=== Exercise materials ===

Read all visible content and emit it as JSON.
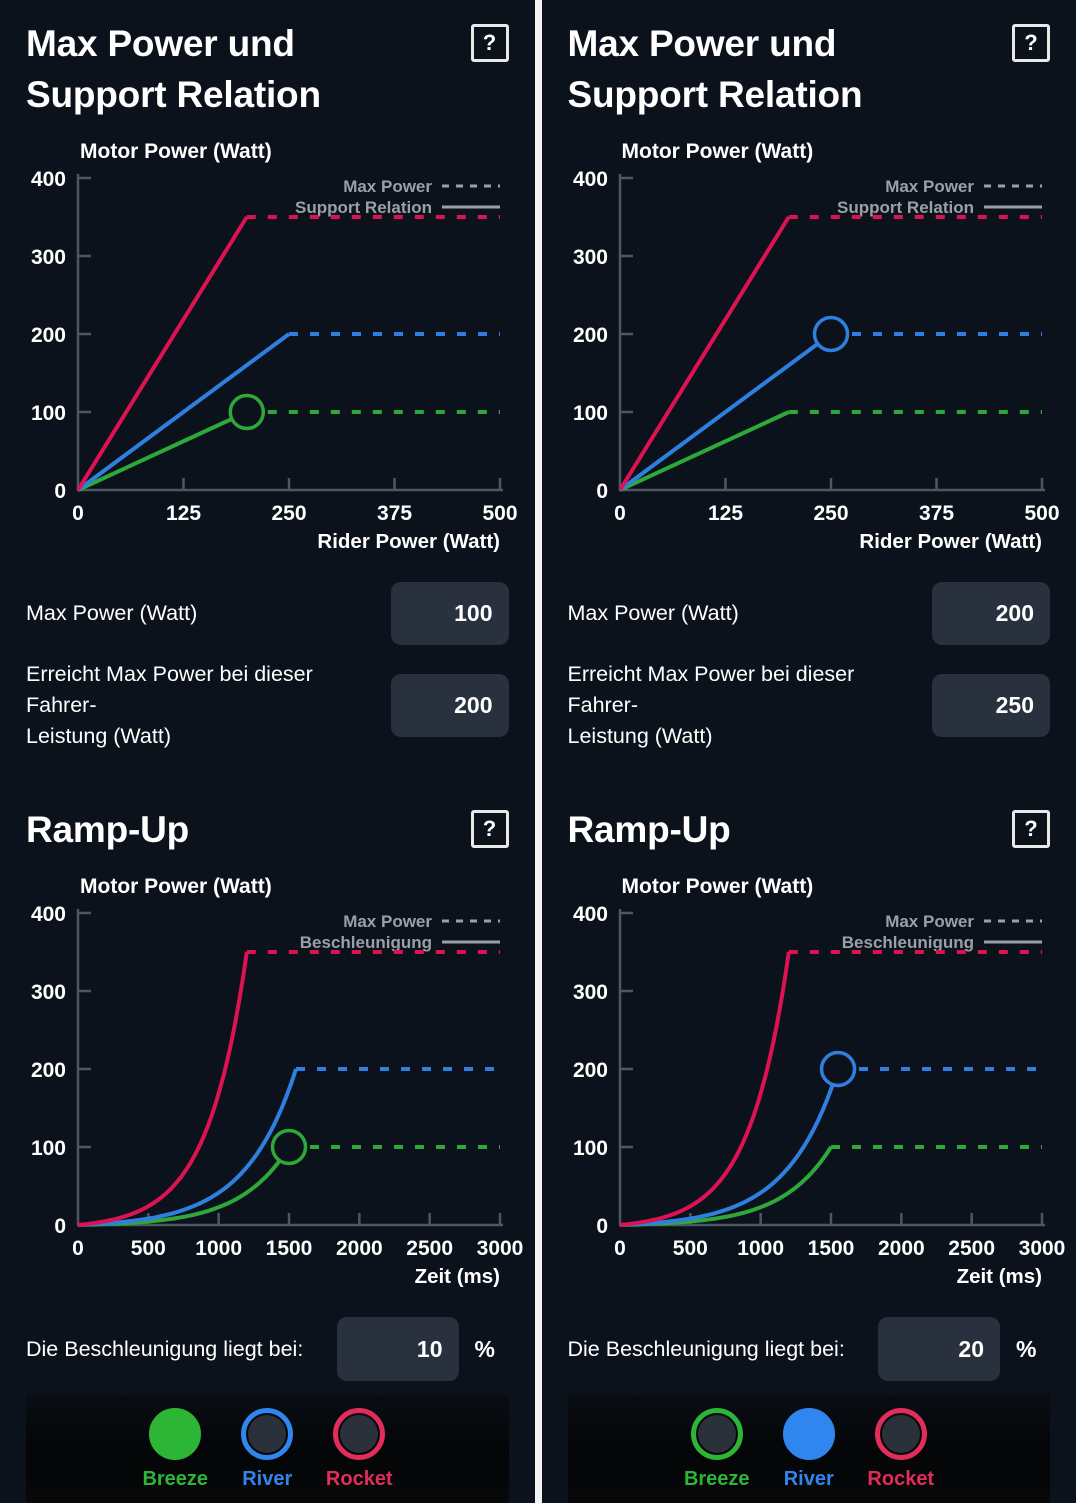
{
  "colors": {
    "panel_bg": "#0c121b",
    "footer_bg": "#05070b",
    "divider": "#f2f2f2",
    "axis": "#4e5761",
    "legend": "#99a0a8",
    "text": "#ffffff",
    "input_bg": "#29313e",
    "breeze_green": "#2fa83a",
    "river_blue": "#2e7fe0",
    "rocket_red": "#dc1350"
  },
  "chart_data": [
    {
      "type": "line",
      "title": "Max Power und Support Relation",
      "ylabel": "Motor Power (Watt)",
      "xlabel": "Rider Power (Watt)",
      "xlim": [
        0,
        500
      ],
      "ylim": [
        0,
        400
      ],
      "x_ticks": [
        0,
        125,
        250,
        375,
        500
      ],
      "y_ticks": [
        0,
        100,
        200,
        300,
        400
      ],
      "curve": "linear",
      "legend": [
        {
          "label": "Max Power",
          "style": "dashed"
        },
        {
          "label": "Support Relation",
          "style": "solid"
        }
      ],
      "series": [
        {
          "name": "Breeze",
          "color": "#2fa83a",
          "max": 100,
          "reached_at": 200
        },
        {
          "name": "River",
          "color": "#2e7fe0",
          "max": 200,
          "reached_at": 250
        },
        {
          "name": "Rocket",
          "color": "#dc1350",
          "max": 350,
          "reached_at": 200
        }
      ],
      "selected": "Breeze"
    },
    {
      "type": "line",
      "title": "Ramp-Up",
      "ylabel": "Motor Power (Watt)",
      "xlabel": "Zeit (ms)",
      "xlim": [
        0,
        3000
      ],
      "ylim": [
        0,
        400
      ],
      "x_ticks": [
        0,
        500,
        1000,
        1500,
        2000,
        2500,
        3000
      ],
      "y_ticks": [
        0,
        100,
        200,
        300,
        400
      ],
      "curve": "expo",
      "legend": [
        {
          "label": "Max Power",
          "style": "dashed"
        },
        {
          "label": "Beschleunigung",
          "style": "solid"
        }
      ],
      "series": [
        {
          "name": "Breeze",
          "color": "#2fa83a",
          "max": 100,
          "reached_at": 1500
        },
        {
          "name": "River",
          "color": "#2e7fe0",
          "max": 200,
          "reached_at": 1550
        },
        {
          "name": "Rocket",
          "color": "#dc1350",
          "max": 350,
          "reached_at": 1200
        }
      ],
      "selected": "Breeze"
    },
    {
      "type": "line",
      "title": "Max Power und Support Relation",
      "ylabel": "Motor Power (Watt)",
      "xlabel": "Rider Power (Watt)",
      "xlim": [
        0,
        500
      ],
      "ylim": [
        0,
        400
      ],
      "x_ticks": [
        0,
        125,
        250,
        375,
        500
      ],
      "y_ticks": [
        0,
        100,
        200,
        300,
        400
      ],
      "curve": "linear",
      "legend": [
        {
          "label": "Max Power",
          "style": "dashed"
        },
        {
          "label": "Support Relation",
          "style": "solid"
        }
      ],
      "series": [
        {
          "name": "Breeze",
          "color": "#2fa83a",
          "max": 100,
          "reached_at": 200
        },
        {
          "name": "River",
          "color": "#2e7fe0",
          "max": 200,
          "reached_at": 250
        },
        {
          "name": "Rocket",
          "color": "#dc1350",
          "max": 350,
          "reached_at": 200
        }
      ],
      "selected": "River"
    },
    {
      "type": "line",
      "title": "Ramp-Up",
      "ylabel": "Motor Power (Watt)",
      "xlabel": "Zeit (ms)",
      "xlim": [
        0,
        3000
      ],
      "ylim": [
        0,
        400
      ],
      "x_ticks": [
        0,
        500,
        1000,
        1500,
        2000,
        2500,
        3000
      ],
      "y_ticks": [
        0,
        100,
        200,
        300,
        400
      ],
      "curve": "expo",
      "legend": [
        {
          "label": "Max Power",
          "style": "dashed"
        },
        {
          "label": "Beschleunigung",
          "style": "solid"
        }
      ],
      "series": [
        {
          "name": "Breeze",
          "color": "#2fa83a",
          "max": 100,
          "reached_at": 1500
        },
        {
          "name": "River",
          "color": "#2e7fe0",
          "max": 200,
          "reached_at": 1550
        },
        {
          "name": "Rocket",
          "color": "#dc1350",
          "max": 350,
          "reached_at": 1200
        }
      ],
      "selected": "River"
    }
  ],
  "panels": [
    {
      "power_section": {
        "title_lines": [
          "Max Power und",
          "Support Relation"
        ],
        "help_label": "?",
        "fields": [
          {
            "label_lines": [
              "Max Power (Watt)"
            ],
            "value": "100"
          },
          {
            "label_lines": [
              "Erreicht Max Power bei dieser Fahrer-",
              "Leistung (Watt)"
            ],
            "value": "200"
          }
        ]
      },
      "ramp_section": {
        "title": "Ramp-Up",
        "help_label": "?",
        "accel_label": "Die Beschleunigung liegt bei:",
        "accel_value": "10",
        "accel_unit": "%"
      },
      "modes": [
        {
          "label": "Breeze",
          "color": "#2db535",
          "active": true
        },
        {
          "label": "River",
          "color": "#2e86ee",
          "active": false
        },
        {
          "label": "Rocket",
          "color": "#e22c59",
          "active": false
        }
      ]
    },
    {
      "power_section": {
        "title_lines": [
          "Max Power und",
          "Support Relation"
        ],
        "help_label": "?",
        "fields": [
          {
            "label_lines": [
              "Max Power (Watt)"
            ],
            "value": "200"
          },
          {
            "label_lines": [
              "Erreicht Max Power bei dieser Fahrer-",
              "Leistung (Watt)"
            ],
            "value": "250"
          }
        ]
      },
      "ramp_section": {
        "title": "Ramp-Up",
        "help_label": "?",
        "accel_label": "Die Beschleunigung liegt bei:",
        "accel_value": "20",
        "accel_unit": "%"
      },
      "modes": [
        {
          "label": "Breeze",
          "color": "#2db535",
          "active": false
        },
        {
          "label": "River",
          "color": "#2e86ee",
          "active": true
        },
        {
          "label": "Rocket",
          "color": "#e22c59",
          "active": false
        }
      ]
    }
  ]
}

===

## Short task
All entries must be written out again exactly as given, with no pictures in the copy.

## Answer to this problem
Read all visible content and emit it as JSON.
{
  "colors": {
    "panel_bg": "#0c121b",
    "footer_bg": "#05070b",
    "divider": "#f2f2f2",
    "axis": "#4e5761",
    "legend": "#99a0a8",
    "text": "#ffffff",
    "input_bg": "#29313e",
    "breeze_green": "#2fa83a",
    "river_blue": "#2e7fe0",
    "rocket_red": "#dc1350"
  },
  "chart_data": [
    {
      "type": "line",
      "title": "Max Power und Support Relation",
      "ylabel": "Motor Power (Watt)",
      "xlabel": "Rider Power (Watt)",
      "xlim": [
        0,
        500
      ],
      "ylim": [
        0,
        400
      ],
      "x_ticks": [
        0,
        125,
        250,
        375,
        500
      ],
      "y_ticks": [
        0,
        100,
        200,
        300,
        400
      ],
      "curve": "linear",
      "legend": [
        {
          "label": "Max Power",
          "style": "dashed"
        },
        {
          "label": "Support Relation",
          "style": "solid"
        }
      ],
      "series": [
        {
          "name": "Breeze",
          "color": "#2fa83a",
          "max": 100,
          "reached_at": 200
        },
        {
          "name": "River",
          "color": "#2e7fe0",
          "max": 200,
          "reached_at": 250
        },
        {
          "name": "Rocket",
          "color": "#dc1350",
          "max": 350,
          "reached_at": 200
        }
      ],
      "selected": "Breeze"
    },
    {
      "type": "line",
      "title": "Ramp-Up",
      "ylabel": "Motor Power (Watt)",
      "xlabel": "Zeit (ms)",
      "xlim": [
        0,
        3000
      ],
      "ylim": [
        0,
        400
      ],
      "x_ticks": [
        0,
        500,
        1000,
        1500,
        2000,
        2500,
        3000
      ],
      "y_ticks": [
        0,
        100,
        200,
        300,
        400
      ],
      "curve": "expo",
      "legend": [
        {
          "label": "Max Power",
          "style": "dashed"
        },
        {
          "label": "Beschleunigung",
          "style": "solid"
        }
      ],
      "series": [
        {
          "name": "Breeze",
          "color": "#2fa83a",
          "max": 100,
          "reached_at": 1500
        },
        {
          "name": "River",
          "color": "#2e7fe0",
          "max": 200,
          "reached_at": 1550
        },
        {
          "name": "Rocket",
          "color": "#dc1350",
          "max": 350,
          "reached_at": 1200
        }
      ],
      "selected": "Breeze"
    },
    {
      "type": "line",
      "title": "Max Power und Support Relation",
      "ylabel": "Motor Power (Watt)",
      "xlabel": "Rider Power (Watt)",
      "xlim": [
        0,
        500
      ],
      "ylim": [
        0,
        400
      ],
      "x_ticks": [
        0,
        125,
        250,
        375,
        500
      ],
      "y_ticks": [
        0,
        100,
        200,
        300,
        400
      ],
      "curve": "linear",
      "legend": [
        {
          "label": "Max Power",
          "style": "dashed"
        },
        {
          "label": "Support Relation",
          "style": "solid"
        }
      ],
      "series": [
        {
          "name": "Breeze",
          "color": "#2fa83a",
          "max": 100,
          "reached_at": 200
        },
        {
          "name": "River",
          "color": "#2e7fe0",
          "max": 200,
          "reached_at": 250
        },
        {
          "name": "Rocket",
          "color": "#dc1350",
          "max": 350,
          "reached_at": 200
        }
      ],
      "selected": "River"
    },
    {
      "type": "line",
      "title": "Ramp-Up",
      "ylabel": "Motor Power (Watt)",
      "xlabel": "Zeit (ms)",
      "xlim": [
        0,
        3000
      ],
      "ylim": [
        0,
        400
      ],
      "x_ticks": [
        0,
        500,
        1000,
        1500,
        2000,
        2500,
        3000
      ],
      "y_ticks": [
        0,
        100,
        200,
        300,
        400
      ],
      "curve": "expo",
      "legend": [
        {
          "label": "Max Power",
          "style": "dashed"
        },
        {
          "label": "Beschleunigung",
          "style": "solid"
        }
      ],
      "series": [
        {
          "name": "Breeze",
          "color": "#2fa83a",
          "max": 100,
          "reached_at": 1500
        },
        {
          "name": "River",
          "color": "#2e7fe0",
          "max": 200,
          "reached_at": 1550
        },
        {
          "name": "Rocket",
          "color": "#dc1350",
          "max": 350,
          "reached_at": 1200
        }
      ],
      "selected": "River"
    }
  ],
  "panels": [
    {
      "power_section": {
        "title_lines": [
          "Max Power und",
          "Support Relation"
        ],
        "help_label": "?",
        "fields": [
          {
            "label_lines": [
              "Max Power (Watt)"
            ],
            "value": "100"
          },
          {
            "label_lines": [
              "Erreicht Max Power bei dieser Fahrer-",
              "Leistung (Watt)"
            ],
            "value": "200"
          }
        ]
      },
      "ramp_section": {
        "title": "Ramp-Up",
        "help_label": "?",
        "accel_label": "Die Beschleunigung liegt bei:",
        "accel_value": "10",
        "accel_unit": "%"
      },
      "modes": [
        {
          "label": "Breeze",
          "color": "#2db535",
          "active": true
        },
        {
          "label": "River",
          "color": "#2e86ee",
          "active": false
        },
        {
          "label": "Rocket",
          "color": "#e22c59",
          "active": false
        }
      ]
    },
    {
      "power_section": {
        "title_lines": [
          "Max Power und",
          "Support Relation"
        ],
        "help_label": "?",
        "fields": [
          {
            "label_lines": [
              "Max Power (Watt)"
            ],
            "value": "200"
          },
          {
            "label_lines": [
              "Erreicht Max Power bei dieser Fahrer-",
              "Leistung (Watt)"
            ],
            "value": "250"
          }
        ]
      },
      "ramp_section": {
        "title": "Ramp-Up",
        "help_label": "?",
        "accel_label": "Die Beschleunigung liegt bei:",
        "accel_value": "20",
        "accel_unit": "%"
      },
      "modes": [
        {
          "label": "Breeze",
          "color": "#2db535",
          "active": false
        },
        {
          "label": "River",
          "color": "#2e86ee",
          "active": true
        },
        {
          "label": "Rocket",
          "color": "#e22c59",
          "active": false
        }
      ]
    }
  ]
}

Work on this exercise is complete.